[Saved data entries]
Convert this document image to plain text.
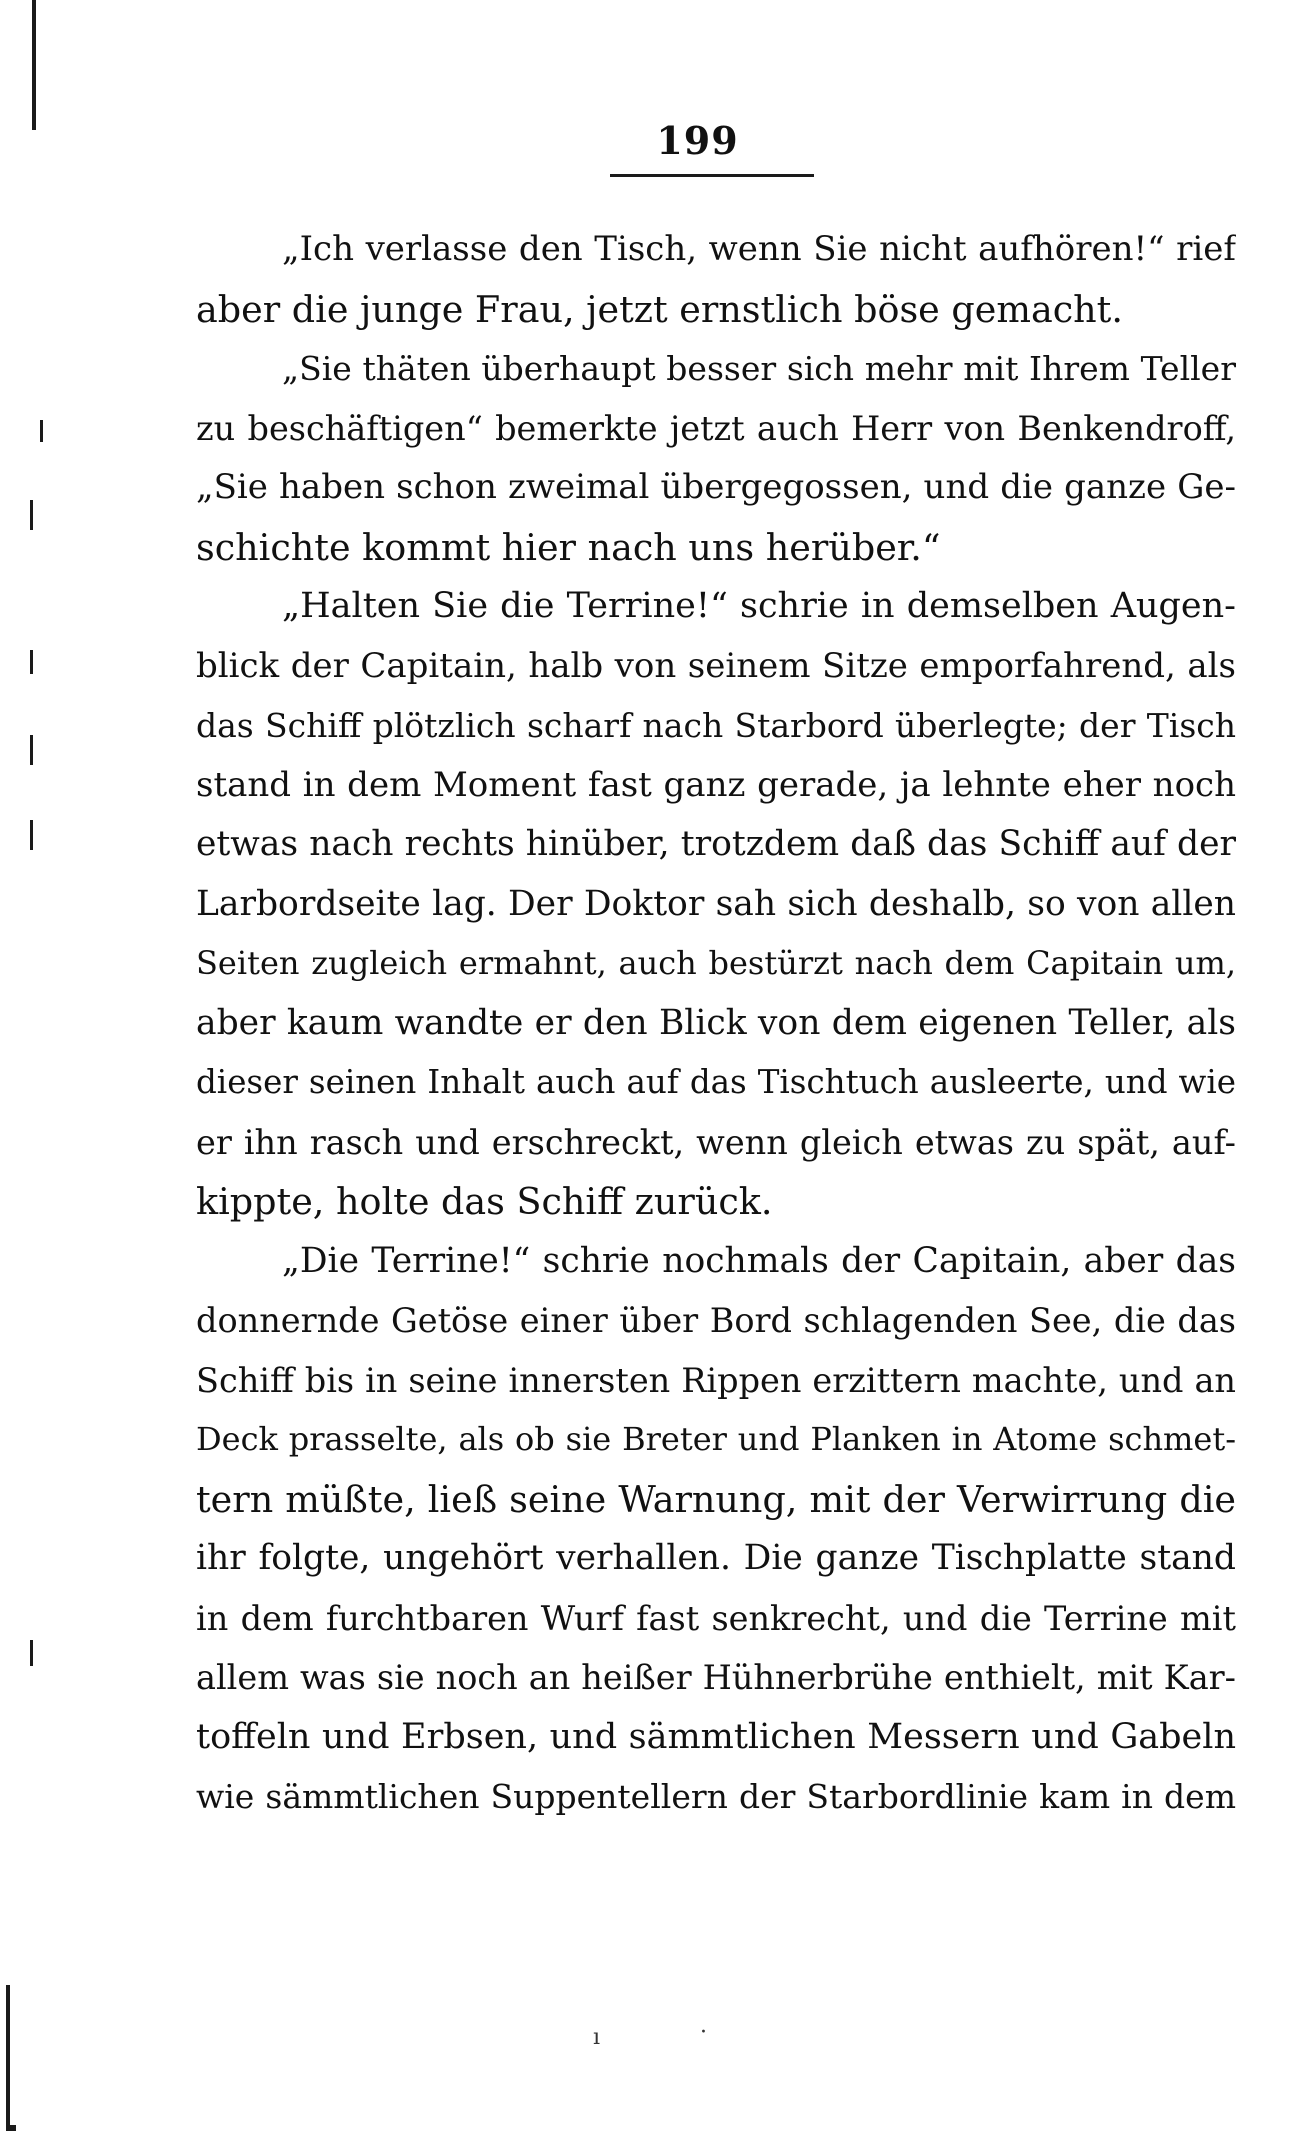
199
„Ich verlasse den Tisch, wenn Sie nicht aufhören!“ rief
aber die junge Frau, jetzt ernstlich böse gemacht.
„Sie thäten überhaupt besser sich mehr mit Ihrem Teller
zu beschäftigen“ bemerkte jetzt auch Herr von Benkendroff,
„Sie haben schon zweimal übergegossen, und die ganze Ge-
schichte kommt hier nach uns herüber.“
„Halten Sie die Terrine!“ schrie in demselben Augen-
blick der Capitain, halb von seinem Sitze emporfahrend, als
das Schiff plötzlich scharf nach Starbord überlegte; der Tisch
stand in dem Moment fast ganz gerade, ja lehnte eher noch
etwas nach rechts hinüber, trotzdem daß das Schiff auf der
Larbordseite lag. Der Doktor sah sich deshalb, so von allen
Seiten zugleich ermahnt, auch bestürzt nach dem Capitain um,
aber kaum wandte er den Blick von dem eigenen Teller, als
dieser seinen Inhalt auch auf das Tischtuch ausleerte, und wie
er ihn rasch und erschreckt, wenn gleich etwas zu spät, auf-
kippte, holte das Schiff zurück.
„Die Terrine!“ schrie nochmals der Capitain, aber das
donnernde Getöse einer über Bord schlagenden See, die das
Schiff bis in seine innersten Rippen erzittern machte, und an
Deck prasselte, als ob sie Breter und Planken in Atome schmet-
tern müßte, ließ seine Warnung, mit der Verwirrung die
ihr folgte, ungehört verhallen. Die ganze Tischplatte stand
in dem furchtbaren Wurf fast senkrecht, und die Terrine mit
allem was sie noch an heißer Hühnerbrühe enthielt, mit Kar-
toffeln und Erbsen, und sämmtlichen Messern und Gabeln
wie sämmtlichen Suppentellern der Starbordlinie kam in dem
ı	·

• [PROBLEM REQUIREMENTS]:
Say how many lines in the records hold "auch", with the number as the whole reply.

• [COMPLETED TASK]:
3